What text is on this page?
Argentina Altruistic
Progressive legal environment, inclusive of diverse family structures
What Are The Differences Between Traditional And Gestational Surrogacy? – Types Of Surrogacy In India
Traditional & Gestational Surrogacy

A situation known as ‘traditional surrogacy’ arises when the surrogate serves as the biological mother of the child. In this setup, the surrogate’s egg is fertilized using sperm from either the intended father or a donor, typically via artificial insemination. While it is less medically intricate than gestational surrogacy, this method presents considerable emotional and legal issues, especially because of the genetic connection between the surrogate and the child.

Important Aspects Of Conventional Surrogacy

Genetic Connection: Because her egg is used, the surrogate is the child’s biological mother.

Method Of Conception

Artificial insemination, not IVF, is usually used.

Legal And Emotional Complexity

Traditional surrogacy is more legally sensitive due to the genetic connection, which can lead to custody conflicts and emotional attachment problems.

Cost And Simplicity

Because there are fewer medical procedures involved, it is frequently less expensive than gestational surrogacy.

▶ _Objective_: The lines above should be duplicated exactly.

▶ _Answer to the exercise_:
What text is on this page?
Argentina Altruistic
Progressive legal environment, inclusive of diverse family structures
What Are The Differences Between Traditional And Gestational Surrogacy? – Types Of Surrogacy In India
Traditional & Gestational Surrogacy

A situation known as ‘traditional surrogacy’ arises when the surrogate serves as the biological mother of the child. In this setup, the surrogate’s egg is fertilized using sperm from either the intended father or a donor, typically via artificial insemination. While it is less medically intricate than gestational surrogacy, this method presents considerable emotional and legal issues, especially because of the genetic connection between the surrogate and the child.

Important Aspects Of Conventional Surrogacy

Genetic Connection: Because her egg is used, the surrogate is the child’s biological mother.

Method Of Conception

Artificial insemination, not IVF, is usually used.

Legal And Emotional Complexity

Traditional surrogacy is more legally sensitive due to the genetic connection, which can lead to custody conflicts and emotional attachment problems.

Cost And Simplicity

Because there are fewer medical procedures involved, it is frequently less expensive than gestational surrogacy.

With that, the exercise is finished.